-- Work to be completed --
Report how many lines hold the word "definitely"; give nothing but the number.

--- Start Entries supplied ---

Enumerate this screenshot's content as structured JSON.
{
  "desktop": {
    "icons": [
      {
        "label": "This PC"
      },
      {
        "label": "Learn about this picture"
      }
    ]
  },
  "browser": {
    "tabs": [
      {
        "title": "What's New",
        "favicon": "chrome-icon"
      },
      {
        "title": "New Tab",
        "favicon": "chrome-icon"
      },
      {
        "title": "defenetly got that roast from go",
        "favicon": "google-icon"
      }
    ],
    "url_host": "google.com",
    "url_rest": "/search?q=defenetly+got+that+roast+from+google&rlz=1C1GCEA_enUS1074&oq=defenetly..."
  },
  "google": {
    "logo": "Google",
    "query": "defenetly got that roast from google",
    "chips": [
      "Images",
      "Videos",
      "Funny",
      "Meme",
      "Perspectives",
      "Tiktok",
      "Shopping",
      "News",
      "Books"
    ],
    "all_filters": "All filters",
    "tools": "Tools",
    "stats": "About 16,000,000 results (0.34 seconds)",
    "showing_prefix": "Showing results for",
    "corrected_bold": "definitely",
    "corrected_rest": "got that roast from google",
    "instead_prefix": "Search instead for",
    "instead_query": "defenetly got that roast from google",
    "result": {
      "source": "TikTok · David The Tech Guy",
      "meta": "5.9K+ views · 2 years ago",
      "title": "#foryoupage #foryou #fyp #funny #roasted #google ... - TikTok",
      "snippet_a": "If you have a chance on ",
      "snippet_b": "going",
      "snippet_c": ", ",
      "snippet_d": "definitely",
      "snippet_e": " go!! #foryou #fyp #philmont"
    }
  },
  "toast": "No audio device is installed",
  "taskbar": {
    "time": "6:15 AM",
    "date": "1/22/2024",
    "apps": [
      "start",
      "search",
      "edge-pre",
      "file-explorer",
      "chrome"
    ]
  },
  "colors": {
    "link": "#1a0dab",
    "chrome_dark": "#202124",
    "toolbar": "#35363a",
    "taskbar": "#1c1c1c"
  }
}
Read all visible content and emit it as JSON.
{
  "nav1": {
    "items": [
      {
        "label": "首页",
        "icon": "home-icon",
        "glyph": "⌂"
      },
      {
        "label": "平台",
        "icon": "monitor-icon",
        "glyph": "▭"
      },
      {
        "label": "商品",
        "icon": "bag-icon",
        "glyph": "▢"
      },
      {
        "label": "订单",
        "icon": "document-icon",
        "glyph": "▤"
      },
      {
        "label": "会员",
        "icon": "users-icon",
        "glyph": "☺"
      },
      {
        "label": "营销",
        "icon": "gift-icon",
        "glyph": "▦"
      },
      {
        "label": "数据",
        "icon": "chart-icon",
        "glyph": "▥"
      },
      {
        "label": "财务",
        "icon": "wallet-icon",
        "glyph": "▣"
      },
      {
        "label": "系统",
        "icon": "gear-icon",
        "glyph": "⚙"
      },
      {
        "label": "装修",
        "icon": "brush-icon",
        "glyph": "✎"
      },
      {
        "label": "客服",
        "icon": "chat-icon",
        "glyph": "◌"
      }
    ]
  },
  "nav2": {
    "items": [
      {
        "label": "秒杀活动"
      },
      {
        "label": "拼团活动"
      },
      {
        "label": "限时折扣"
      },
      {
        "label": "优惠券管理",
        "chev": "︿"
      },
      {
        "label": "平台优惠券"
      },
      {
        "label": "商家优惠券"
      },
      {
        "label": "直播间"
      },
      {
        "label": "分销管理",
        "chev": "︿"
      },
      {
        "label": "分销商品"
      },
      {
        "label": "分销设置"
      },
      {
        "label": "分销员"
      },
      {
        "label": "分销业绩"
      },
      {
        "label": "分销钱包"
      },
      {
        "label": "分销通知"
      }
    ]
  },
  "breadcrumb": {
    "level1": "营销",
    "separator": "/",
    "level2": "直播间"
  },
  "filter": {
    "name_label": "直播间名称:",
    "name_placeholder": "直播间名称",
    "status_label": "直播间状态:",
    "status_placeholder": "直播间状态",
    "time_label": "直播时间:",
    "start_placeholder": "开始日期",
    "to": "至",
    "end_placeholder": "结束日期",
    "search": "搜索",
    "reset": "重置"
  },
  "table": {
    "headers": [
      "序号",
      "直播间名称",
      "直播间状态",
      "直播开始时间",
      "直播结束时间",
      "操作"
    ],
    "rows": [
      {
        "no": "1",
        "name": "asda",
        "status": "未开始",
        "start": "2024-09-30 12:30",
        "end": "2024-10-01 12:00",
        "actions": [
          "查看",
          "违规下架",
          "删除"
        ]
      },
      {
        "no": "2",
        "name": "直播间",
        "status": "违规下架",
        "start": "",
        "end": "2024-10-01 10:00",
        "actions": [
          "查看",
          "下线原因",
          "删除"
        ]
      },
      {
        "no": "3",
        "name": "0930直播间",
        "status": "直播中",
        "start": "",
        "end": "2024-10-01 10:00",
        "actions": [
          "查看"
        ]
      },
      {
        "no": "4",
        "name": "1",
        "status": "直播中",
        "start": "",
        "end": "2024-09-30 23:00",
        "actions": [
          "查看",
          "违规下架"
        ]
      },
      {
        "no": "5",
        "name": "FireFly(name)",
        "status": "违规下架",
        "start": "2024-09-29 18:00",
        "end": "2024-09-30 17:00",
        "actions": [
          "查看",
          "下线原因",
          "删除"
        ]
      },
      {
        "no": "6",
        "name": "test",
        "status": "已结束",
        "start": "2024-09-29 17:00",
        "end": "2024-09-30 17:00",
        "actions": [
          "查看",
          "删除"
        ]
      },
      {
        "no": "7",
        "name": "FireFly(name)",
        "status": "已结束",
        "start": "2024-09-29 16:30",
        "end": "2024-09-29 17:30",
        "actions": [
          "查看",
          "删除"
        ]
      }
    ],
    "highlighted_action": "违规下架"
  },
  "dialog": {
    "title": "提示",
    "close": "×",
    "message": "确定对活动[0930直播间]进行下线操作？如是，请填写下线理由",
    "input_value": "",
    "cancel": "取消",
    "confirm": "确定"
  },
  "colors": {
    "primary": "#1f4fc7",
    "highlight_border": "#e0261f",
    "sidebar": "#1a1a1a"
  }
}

--- End Entries supplied ---
--- Start Entries supplied ---

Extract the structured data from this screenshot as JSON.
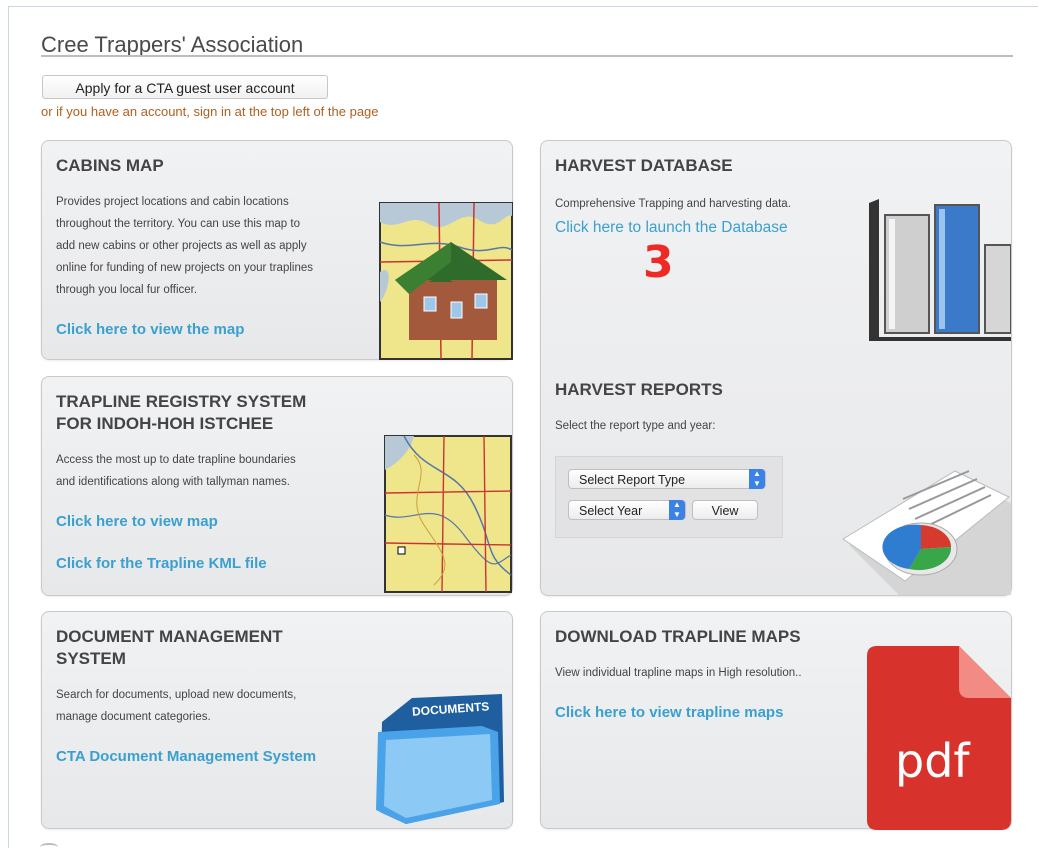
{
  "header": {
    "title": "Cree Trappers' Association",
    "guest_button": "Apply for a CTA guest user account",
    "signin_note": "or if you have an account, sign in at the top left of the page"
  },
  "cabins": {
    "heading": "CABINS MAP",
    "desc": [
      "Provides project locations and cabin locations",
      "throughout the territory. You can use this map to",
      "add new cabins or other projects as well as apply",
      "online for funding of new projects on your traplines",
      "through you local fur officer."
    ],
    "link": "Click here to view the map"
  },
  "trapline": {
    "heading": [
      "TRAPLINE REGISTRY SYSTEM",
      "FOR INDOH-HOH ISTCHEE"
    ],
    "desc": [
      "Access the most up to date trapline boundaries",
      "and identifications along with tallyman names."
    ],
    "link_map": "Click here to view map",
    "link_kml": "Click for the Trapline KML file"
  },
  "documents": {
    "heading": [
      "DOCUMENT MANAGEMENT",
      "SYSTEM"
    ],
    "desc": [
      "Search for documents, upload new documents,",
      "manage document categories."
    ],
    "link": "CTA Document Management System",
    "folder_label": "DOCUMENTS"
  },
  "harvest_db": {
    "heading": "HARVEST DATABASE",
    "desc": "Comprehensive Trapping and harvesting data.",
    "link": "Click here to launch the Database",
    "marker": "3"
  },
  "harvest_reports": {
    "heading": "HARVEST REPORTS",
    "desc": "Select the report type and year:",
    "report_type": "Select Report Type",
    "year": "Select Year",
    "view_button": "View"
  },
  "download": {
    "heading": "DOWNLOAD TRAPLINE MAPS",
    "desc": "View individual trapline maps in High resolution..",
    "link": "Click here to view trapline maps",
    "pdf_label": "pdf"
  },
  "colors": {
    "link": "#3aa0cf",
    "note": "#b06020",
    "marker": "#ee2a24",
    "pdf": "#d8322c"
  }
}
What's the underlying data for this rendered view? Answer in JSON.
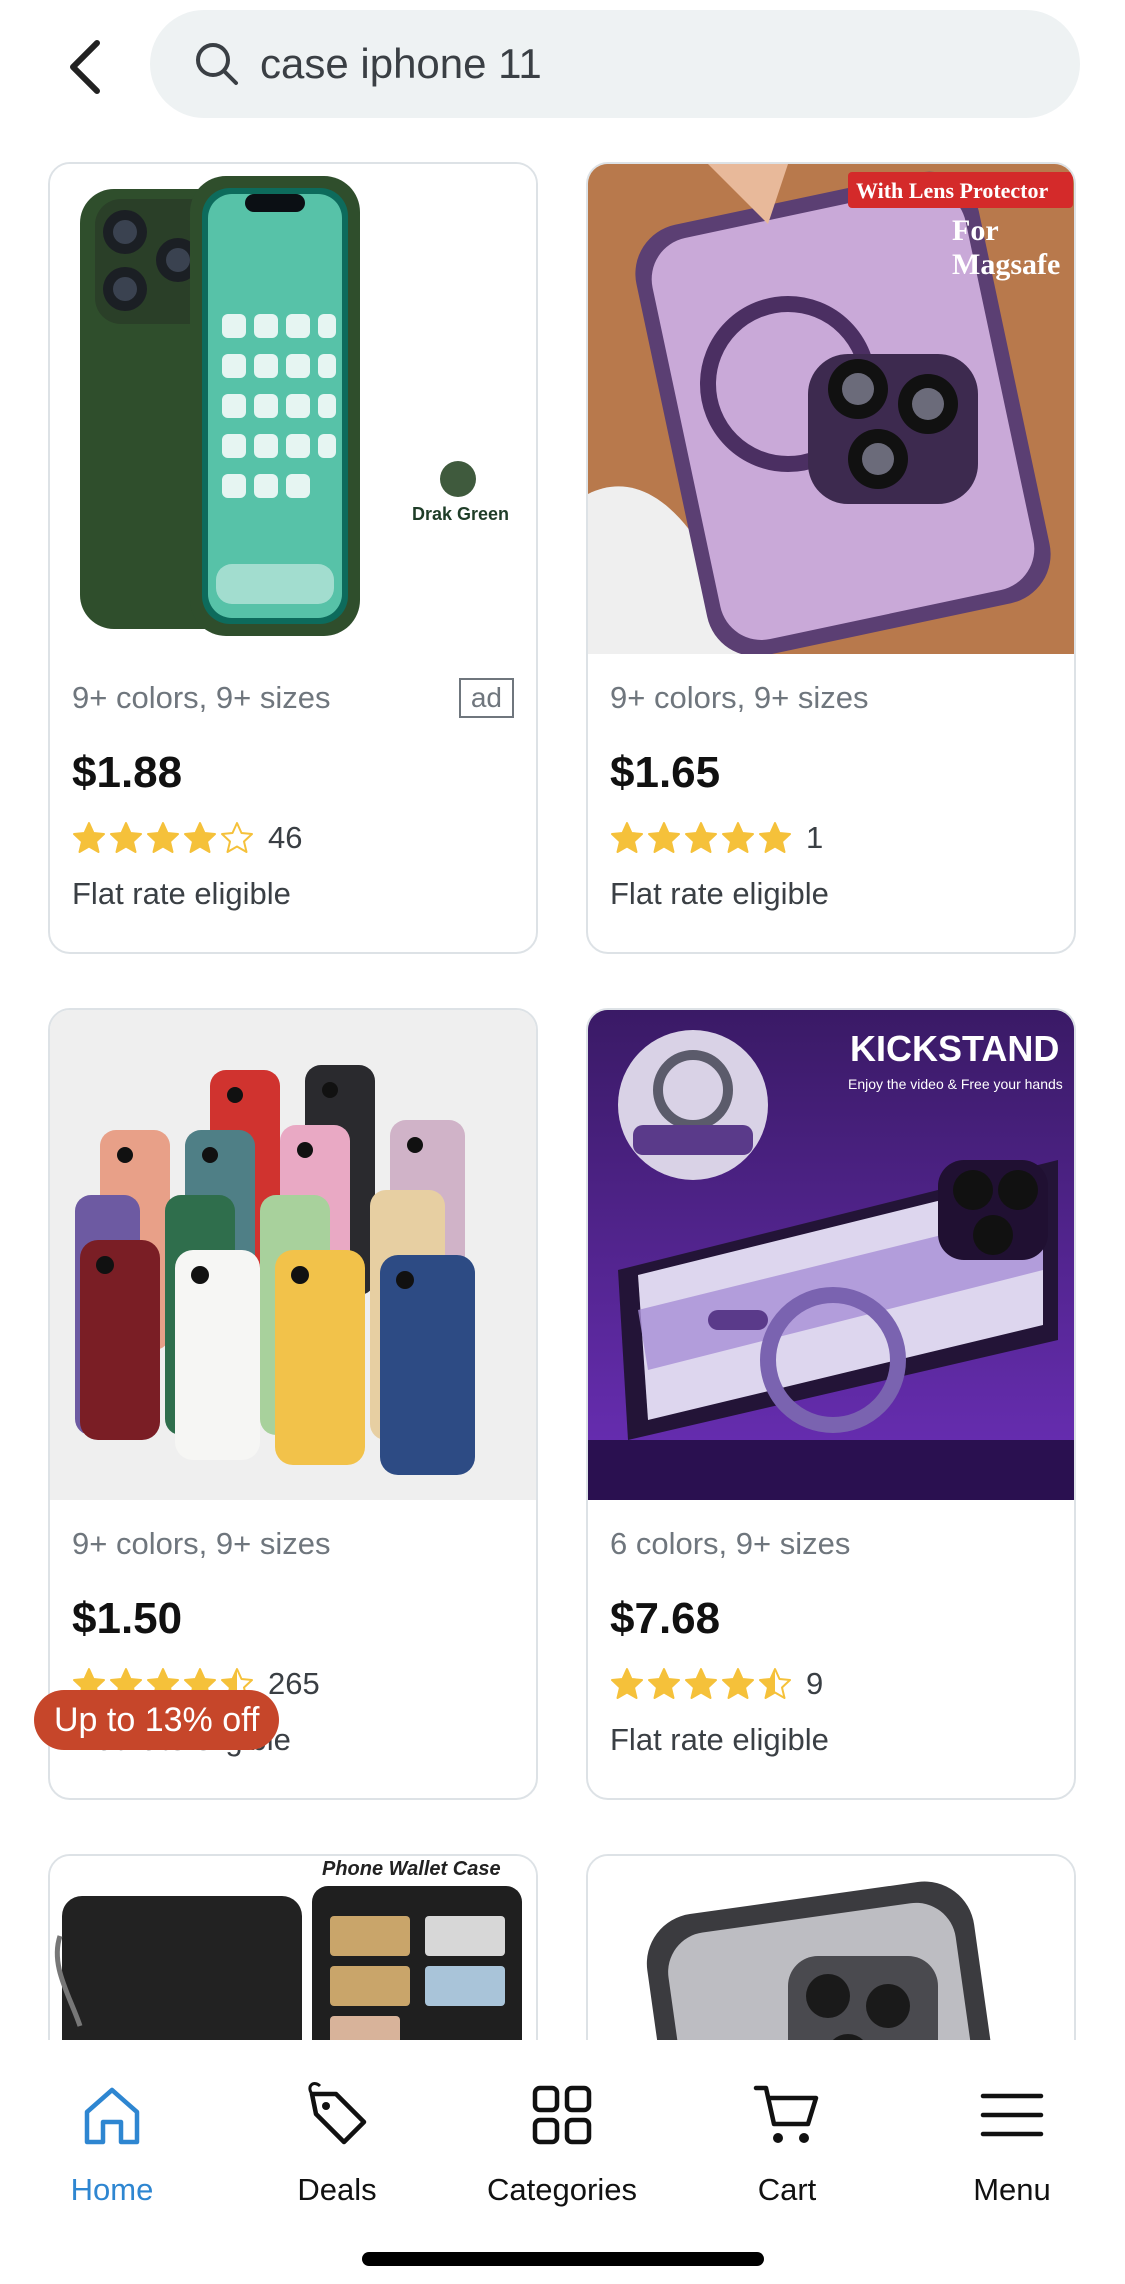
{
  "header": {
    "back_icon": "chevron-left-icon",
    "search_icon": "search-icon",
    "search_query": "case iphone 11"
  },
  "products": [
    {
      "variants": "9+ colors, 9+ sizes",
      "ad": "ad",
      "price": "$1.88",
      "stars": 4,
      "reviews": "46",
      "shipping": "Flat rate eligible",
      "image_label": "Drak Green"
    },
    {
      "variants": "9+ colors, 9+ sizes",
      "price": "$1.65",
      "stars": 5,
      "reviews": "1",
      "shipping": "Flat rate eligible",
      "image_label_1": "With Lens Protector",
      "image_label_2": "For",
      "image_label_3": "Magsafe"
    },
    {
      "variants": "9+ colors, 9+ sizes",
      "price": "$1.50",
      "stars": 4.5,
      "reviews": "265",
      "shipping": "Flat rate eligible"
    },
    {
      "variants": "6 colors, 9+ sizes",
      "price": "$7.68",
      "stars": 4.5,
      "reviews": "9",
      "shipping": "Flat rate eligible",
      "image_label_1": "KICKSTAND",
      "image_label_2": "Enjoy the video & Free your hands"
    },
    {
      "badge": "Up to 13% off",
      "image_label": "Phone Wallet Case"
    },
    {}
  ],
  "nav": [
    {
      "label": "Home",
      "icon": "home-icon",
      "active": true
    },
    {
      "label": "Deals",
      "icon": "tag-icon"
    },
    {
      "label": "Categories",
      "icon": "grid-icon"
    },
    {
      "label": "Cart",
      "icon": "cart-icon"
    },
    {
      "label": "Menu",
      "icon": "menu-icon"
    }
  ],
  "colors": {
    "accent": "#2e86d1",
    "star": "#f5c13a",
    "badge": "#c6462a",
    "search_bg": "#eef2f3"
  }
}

--- End Entries supplied ---

-- Response for this exercise --
2